◆ **Things to do**:
**1)** Write out everything in the Babesia gibsoni abstract from "Conclusions and Clinical" down to "of drug-resistant variants.".
**2)** According to the Babesia gibsoni abstract, why is there concern about the newly proposed atovaquone and azithromycin protocol? Answer in one to three sentences.

---------- Passage shown

• Clinical pharmacology;
  • Hematology;
  • Nucleic acid sequencing;
  • Therapeutics

Background: There is no well-established treatment strategy for Babesia gibsoni infection. A new therapeutic protocol using atovaquone (ATV) and azithromycin (AZM) has been proposed, but there is concern about the possible induction of relapse and the emergence of ATV-resistant variants after treatment.

Objective: To evaluate the clinical use of combination therapy with ATV and AZM as a first-line treatment of clinical B. gibsoni infection in dogs, and to investigate the emergence of ATV-resistant variants.

Animals: Eight B. gibsoni naturally infected dogs showing signs of acute onset of disease.

Methods: Retrospective case study. Eight clinical cases received combination therapy with ATV and AZM at Kagoshima University Veterinary Teaching Hospital during 2007–2008, and their clinical courses and clinicopathological parameters were evaluated. In addition, alterations in the cytochrome b (CYTb) gene of B. gibsoni were analyzed by polymerase chain reaction and DNA sequencing techniques.

Results: All of the dogs responded well to the treatment, with rapid improvement in their clinical condition and hematological parameters. However, 5 of the 8 dogs relapsed after treatment. Analysis of the CYTb gene strongly suggested the emergence of ATV-resistant variants after treatment.

Conclusions and Clinical Importance: The combination of ATV and AZM can be used as a first-line treatment for dogs with babesiosis, but relapses occur. Attention should be paid to the possible in vivo selection of drug-resistant variants.

--------------------
---------- Information given

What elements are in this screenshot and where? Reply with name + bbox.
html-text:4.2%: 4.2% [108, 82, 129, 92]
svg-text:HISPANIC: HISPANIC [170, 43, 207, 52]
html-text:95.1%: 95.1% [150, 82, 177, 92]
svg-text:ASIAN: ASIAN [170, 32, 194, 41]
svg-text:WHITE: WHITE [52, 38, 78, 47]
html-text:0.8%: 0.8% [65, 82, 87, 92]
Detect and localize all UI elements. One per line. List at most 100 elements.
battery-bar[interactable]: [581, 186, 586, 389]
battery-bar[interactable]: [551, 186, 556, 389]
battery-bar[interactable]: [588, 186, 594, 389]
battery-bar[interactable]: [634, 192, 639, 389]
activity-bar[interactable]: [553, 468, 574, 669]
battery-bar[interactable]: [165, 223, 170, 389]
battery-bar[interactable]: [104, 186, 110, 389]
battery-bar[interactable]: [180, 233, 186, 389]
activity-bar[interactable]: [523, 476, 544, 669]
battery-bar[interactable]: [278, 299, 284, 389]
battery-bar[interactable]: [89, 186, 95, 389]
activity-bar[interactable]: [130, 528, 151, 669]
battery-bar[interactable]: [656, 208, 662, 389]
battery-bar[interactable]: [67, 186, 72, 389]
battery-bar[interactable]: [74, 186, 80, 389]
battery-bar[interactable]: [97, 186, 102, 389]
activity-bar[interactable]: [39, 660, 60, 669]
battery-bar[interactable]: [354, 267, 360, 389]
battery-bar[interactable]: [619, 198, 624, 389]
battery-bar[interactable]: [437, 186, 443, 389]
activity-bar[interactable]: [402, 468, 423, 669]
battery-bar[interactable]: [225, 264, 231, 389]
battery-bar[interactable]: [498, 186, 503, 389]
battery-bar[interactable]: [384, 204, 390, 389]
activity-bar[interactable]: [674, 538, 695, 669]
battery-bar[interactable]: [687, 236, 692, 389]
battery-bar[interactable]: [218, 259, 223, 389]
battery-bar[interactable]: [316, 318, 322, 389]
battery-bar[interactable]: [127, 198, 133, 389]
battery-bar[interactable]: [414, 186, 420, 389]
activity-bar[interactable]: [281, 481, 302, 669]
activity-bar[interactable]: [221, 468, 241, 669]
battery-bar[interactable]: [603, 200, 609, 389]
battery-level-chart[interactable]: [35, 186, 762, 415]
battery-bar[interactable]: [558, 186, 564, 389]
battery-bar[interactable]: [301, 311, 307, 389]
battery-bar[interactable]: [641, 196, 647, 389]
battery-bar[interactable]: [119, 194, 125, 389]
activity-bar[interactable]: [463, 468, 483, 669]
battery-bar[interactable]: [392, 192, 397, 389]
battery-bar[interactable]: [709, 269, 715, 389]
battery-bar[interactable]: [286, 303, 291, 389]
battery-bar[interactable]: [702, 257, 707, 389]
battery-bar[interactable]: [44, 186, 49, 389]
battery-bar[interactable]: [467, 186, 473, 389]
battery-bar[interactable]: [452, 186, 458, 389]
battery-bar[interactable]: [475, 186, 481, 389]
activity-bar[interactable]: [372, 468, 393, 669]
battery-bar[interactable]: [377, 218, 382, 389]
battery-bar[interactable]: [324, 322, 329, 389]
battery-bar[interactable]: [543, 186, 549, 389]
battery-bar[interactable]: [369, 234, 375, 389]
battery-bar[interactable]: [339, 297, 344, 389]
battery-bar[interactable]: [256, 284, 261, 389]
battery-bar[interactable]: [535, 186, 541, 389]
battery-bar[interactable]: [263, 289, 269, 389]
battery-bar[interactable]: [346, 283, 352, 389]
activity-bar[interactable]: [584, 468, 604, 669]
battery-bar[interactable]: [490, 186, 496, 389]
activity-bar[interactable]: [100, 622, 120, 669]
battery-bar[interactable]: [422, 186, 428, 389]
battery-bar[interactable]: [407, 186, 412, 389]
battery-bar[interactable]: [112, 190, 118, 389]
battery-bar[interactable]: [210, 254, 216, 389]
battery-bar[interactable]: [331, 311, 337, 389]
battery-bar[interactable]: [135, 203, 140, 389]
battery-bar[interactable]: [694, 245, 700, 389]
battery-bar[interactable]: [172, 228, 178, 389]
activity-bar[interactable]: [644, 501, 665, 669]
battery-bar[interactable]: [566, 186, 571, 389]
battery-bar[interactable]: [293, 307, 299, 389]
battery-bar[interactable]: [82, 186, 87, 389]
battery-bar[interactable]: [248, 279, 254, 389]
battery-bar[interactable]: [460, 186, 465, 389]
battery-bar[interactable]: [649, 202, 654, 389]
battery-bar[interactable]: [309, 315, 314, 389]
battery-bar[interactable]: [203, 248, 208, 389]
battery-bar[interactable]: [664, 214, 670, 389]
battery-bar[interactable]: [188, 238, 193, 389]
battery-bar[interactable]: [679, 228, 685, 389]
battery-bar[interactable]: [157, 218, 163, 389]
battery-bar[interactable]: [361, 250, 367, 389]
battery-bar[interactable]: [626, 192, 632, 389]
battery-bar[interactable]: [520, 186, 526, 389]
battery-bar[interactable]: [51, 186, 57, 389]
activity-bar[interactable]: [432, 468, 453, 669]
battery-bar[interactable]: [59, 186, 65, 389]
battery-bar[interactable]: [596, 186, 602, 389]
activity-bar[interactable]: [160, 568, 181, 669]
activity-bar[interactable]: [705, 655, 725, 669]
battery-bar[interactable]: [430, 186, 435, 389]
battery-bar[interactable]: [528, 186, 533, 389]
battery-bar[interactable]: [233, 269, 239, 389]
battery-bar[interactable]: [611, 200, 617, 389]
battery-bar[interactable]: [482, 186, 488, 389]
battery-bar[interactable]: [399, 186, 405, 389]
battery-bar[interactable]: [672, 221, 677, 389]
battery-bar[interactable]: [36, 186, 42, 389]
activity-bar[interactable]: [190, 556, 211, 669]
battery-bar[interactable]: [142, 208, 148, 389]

--------------------

◆ **List of answers**:
**1)**
Conclusions and Clinical Importance: The combination of ATV and AZM can be used as a first-line treatment for dogs with babesiosis, but relapses occur. Attention should be paid to the possible in vivo selection of drug-resistant variants.

**2)** The concern is that the treatment might induce relapse. Atovaquone-resistant variants might also emerge after treatment.